--- REQUIRED TASK ---
Copy all lines holding the word "icon" from the entries.
==*==
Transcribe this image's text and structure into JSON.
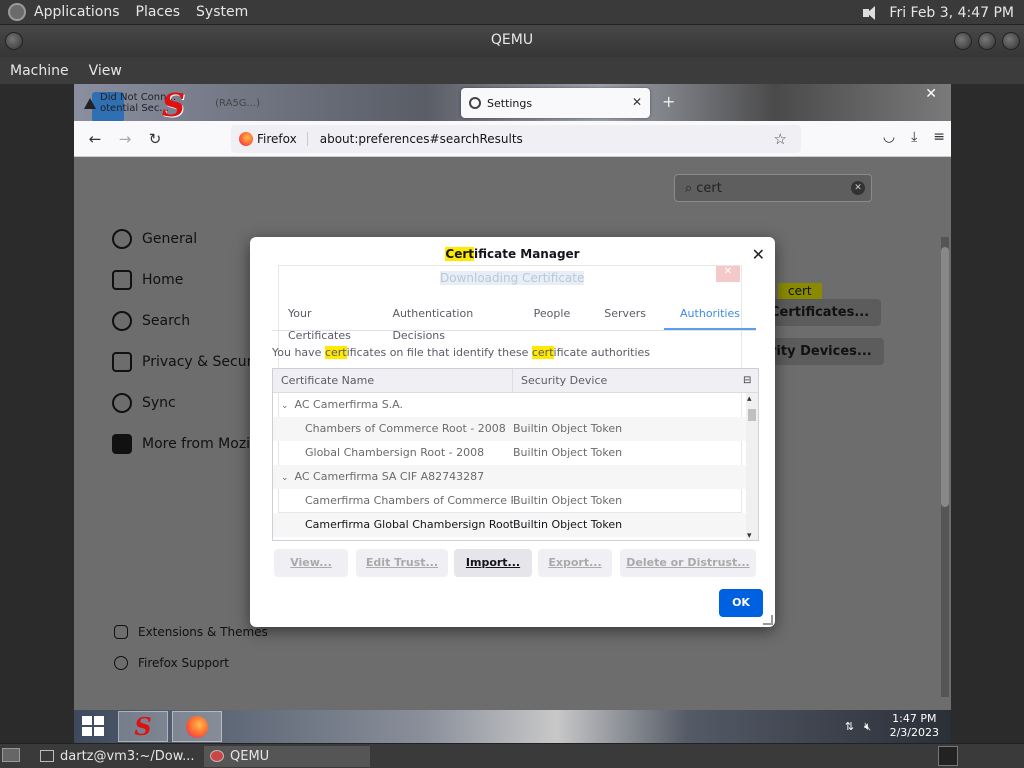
{
  "top_panel": {
    "menus": [
      "Applications",
      "Places",
      "System"
    ],
    "clock": "Fri Feb  3,  4:47 PM"
  },
  "qemu": {
    "title": "QEMU",
    "menu": [
      "Machine",
      "View"
    ]
  },
  "browser": {
    "tabs": [
      {
        "label": "Did Not Conn... otential Sec...",
        "extra": "(RA5G...)"
      },
      {
        "label": "Settings"
      }
    ],
    "identity_label": "Firefox",
    "url": "about:preferences#searchResults"
  },
  "settings": {
    "search_value": "cert",
    "sidebar": [
      {
        "label": "General",
        "icon": "gear-icon"
      },
      {
        "label": "Home",
        "icon": "home-icon"
      },
      {
        "label": "Search",
        "icon": "search-icon"
      },
      {
        "label": "Privacy & Security",
        "icon": "lock-icon"
      },
      {
        "label": "Sync",
        "icon": "sync-icon"
      },
      {
        "label": "More from Mozilla",
        "icon": "mozilla-icon"
      }
    ],
    "footer_links": [
      {
        "label": "Extensions & Themes",
        "icon": "puzzle-icon"
      },
      {
        "label": "Firefox Support",
        "icon": "help-icon"
      }
    ],
    "bg_highlight": "cert",
    "bg_buttons": [
      "Certificates...",
      "rity Devices..."
    ]
  },
  "cert_manager": {
    "title_highlight": "Cert",
    "title_rest": "ificate Manager",
    "ghost_title": "Downloading Certificate",
    "tabs": [
      "Your Certificates",
      "Authentication Decisions",
      "People",
      "Servers",
      "Authorities"
    ],
    "selected_tab": "Authorities",
    "desc_parts": [
      "You have ",
      "cert",
      "ificates on file that identify these ",
      "cert",
      "ificate authorities"
    ],
    "columns": [
      "Certificate Name",
      "Security Device"
    ],
    "rows": [
      {
        "name": "AC Camerfirma S.A.",
        "device": "",
        "type": "parent"
      },
      {
        "name": "Chambers of Commerce Root - 2008",
        "device": "Builtin Object Token",
        "type": "child"
      },
      {
        "name": "Global Chambersign Root - 2008",
        "device": "Builtin Object Token",
        "type": "child"
      },
      {
        "name": "AC Camerfirma SA CIF A82743287",
        "device": "",
        "type": "parent"
      },
      {
        "name": "Camerfirma Chambers of Commerce Root",
        "device": "Builtin Object Token",
        "type": "child"
      },
      {
        "name": "Camerfirma Global Chambersign Root",
        "device": "Builtin Object Token",
        "type": "child-strong"
      }
    ],
    "buttons": {
      "view": "View...",
      "edit": "Edit Trust...",
      "import": "Import...",
      "export": "Export...",
      "delete": "Delete or Distrust..."
    },
    "ok": "OK"
  },
  "guest_taskbar": {
    "time": "1:47 PM",
    "date": "2/3/2023"
  },
  "bottom_panel": {
    "tasks": [
      "dartz@vm3:~/Dow...",
      "QEMU"
    ]
  }
}
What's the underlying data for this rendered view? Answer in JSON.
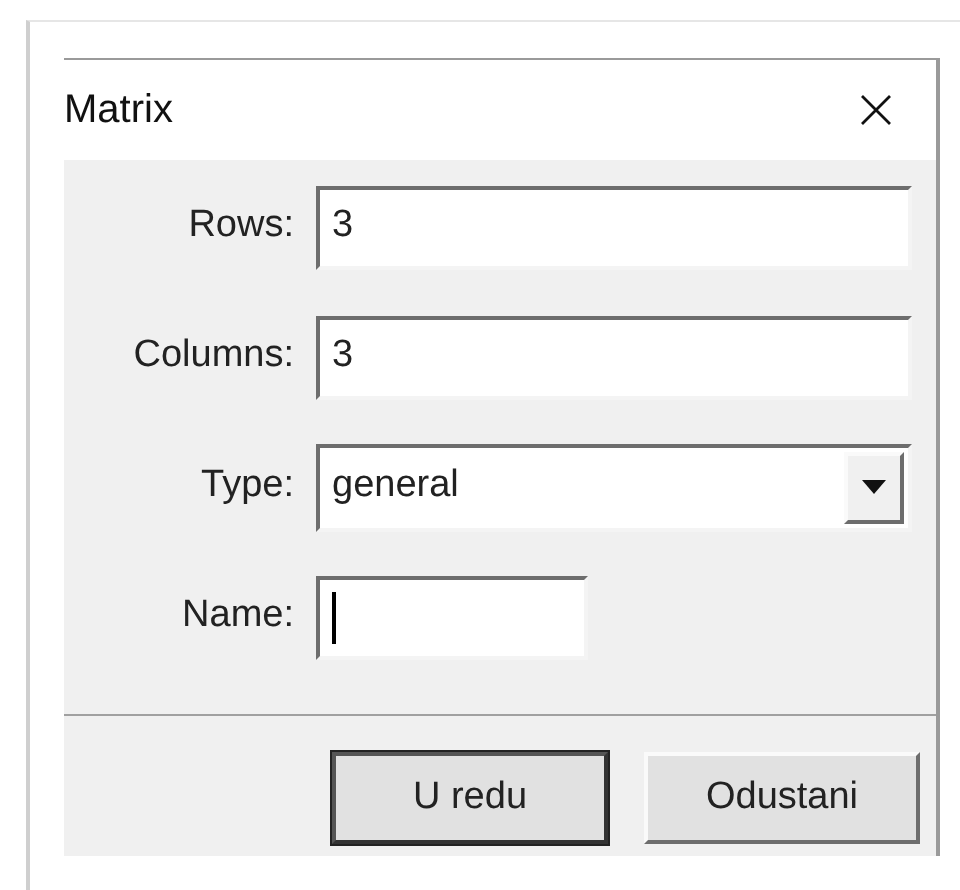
{
  "window": {
    "title": "Matrix"
  },
  "fields": [
    {
      "label": "Rows:",
      "kind": "text",
      "value": "3",
      "focused": false,
      "wide": true
    },
    {
      "label": "Columns:",
      "kind": "text",
      "value": "3",
      "focused": false,
      "wide": true
    },
    {
      "label": "Type:",
      "kind": "select",
      "value": "general",
      "focused": false,
      "wide": true
    },
    {
      "label": "Name:",
      "kind": "text",
      "focused": true,
      "wide": false
    }
  ],
  "buttons": [
    {
      "label": "U redu",
      "default": true
    },
    {
      "label": "Odustani",
      "default": false
    }
  ]
}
==*==
--- SOLUTION ---
        "icon": "gear-icon"
        "icon": "home-icon"
        "icon": "search-icon"
        "icon": "lock-icon"
        "icon": "sync-icon"
        "icon": "mozilla-icon"
        "icon": "puzzle-icon"
        "icon": "help-icon"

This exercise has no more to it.